== Stored data ==

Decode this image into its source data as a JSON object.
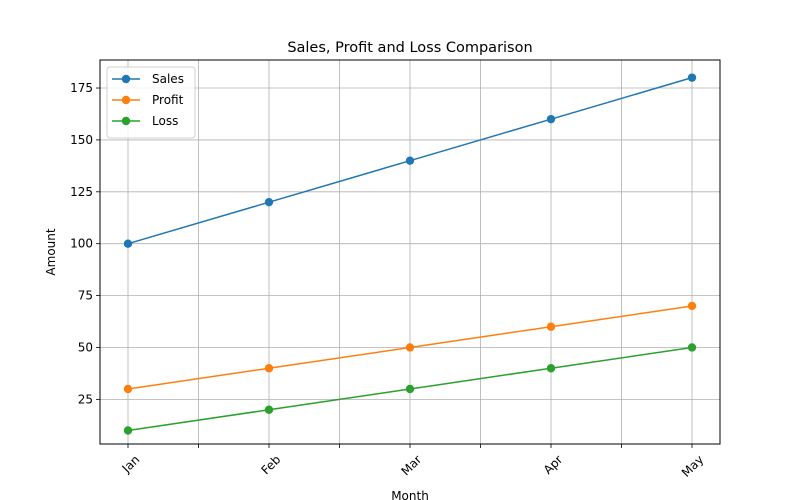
{
  "chart_data": {
    "type": "line",
    "title": "Sales, Profit and Loss Comparison",
    "xlabel": "Month",
    "ylabel": "Amount",
    "categories": [
      "Jan",
      "Feb",
      "Mar",
      "Apr",
      "May"
    ],
    "y_ticks": [
      25,
      50,
      75,
      100,
      125,
      150,
      175
    ],
    "ylim": [
      3.5,
      188.5
    ],
    "grid": true,
    "legend_position": "top-left",
    "x_tick_rotation": 45,
    "series": [
      {
        "name": "Sales",
        "values": [
          100,
          120,
          140,
          160,
          180
        ],
        "color": "#1f77b4",
        "marker": "circle"
      },
      {
        "name": "Profit",
        "values": [
          30,
          40,
          50,
          60,
          70
        ],
        "color": "#ff7f0e",
        "marker": "circle"
      },
      {
        "name": "Loss",
        "values": [
          10,
          20,
          30,
          40,
          50
        ],
        "color": "#2ca02c",
        "marker": "circle"
      }
    ]
  }
}
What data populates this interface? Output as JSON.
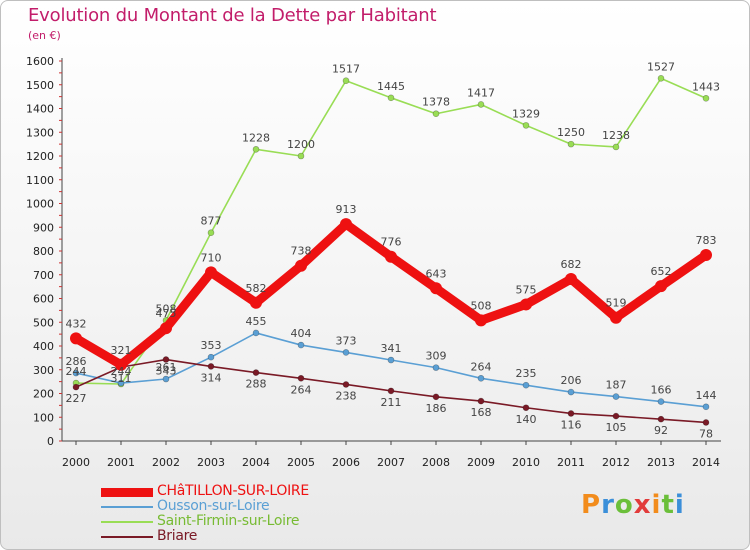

===

▶ **Given request**
Copy out all the records exactly, excluding pictures.

▶ **Output for this task**
Decode this image into its source data as a JSON object.
{
  "chart_data": {
    "type": "line",
    "title": "Sales, Profit and Loss Comparison",
    "xlabel": "Month",
    "ylabel": "Amount",
    "categories": [
      "Jan",
      "Feb",
      "Mar",
      "Apr",
      "May"
    ],
    "y_ticks": [
      25,
      50,
      75,
      100,
      125,
      150,
      175
    ],
    "ylim": [
      3.5,
      188.5
    ],
    "grid": true,
    "legend_position": "top-left",
    "x_tick_rotation": 45,
    "series": [
      {
        "name": "Sales",
        "values": [
          100,
          120,
          140,
          160,
          180
        ],
        "color": "#1f77b4",
        "marker": "circle"
      },
      {
        "name": "Profit",
        "values": [
          30,
          40,
          50,
          60,
          70
        ],
        "color": "#ff7f0e",
        "marker": "circle"
      },
      {
        "name": "Loss",
        "values": [
          10,
          20,
          30,
          40,
          50
        ],
        "color": "#2ca02c",
        "marker": "circle"
      }
    ]
  }
}
What data populates this interface? Output as JSON.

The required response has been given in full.